▸ **Work to be completed**: What number of lines contain the word "Figure"? Reply with the number and nothing else.

+++

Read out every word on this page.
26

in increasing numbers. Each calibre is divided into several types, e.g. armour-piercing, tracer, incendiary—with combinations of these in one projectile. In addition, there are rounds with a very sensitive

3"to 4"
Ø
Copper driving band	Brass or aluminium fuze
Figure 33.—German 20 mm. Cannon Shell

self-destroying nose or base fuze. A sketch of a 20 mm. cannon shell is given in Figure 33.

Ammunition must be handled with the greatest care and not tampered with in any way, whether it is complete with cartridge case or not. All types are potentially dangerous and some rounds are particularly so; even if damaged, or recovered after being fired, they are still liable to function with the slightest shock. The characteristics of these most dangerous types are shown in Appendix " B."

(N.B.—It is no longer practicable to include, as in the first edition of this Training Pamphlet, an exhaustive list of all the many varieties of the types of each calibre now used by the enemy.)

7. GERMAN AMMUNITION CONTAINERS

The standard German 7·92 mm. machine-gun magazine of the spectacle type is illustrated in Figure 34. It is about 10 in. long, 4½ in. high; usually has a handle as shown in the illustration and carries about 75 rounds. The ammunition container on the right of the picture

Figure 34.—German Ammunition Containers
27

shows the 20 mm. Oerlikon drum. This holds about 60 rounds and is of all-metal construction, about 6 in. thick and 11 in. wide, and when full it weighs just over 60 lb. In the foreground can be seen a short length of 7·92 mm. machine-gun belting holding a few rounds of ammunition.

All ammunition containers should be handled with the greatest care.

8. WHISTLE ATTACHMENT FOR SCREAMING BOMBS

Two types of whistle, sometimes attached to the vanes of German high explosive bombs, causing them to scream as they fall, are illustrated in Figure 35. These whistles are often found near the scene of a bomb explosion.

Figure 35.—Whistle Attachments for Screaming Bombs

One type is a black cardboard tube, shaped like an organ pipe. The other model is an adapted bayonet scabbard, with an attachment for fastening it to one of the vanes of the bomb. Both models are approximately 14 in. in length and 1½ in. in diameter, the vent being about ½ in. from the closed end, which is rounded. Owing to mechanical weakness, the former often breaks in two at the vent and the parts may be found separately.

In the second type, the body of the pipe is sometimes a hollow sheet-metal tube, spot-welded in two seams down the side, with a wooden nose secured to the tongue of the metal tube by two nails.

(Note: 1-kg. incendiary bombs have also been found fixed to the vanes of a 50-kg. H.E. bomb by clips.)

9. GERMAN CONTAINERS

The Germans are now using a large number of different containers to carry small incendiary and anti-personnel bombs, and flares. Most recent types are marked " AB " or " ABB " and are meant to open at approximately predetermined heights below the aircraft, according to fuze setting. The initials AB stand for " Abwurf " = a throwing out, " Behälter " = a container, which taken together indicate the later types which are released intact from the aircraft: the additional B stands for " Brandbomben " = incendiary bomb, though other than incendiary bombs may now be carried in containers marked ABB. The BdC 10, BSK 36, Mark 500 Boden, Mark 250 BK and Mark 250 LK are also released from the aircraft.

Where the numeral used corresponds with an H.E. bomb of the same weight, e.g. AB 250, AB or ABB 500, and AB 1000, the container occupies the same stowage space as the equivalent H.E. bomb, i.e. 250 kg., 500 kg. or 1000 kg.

+++

▸ **Finished exercise**: 6